[Source records]

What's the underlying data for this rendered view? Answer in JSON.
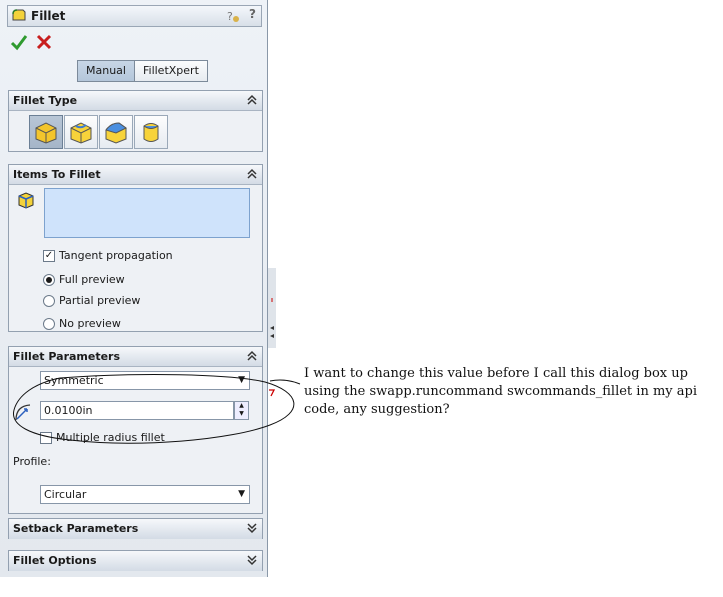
{
  "panel": {
    "title": "Fillet",
    "tabs": [
      {
        "label": "Manual",
        "active": true
      },
      {
        "label": "FilletXpert",
        "active": false
      }
    ]
  },
  "groups": {
    "fillet_type": {
      "title": "Fillet Type",
      "buttons": [
        "constant-radius",
        "variable-radius",
        "face-fillet",
        "full-round"
      ]
    },
    "items": {
      "title": "Items To Fillet",
      "tangent_propagation": "Tangent propagation",
      "full_preview": "Full preview",
      "partial_preview": "Partial preview",
      "no_preview": "No preview"
    },
    "params": {
      "title": "Fillet Parameters",
      "type_value": "Symmetric",
      "radius_value": "0.0100in",
      "multiple_radius": "Multiple radius fillet",
      "profile_label": "Profile:",
      "profile_value": "Circular"
    },
    "setback": {
      "title": "Setback Parameters"
    },
    "options": {
      "title": "Fillet Options"
    }
  },
  "note": {
    "text": "I want to change this value before I call this dialog box up using the swapp.runcommand swcommands_fillet in my api code, any suggestion?"
  },
  "colors": {
    "accent": "#cfe3fb",
    "ok_green": "#2f9a2f",
    "cancel_red": "#c81e1e"
  }
}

## REQUIREMENTS
Each line in the data that holds the string "title" should be found and copied.

## TASK OUTPUT
    "title": "Fillet",
      "title": "Fillet Type",
      "title": "Items To Fillet",
      "title": "Fillet Parameters",
      "title": "Setback Parameters"
      "title": "Fillet Options"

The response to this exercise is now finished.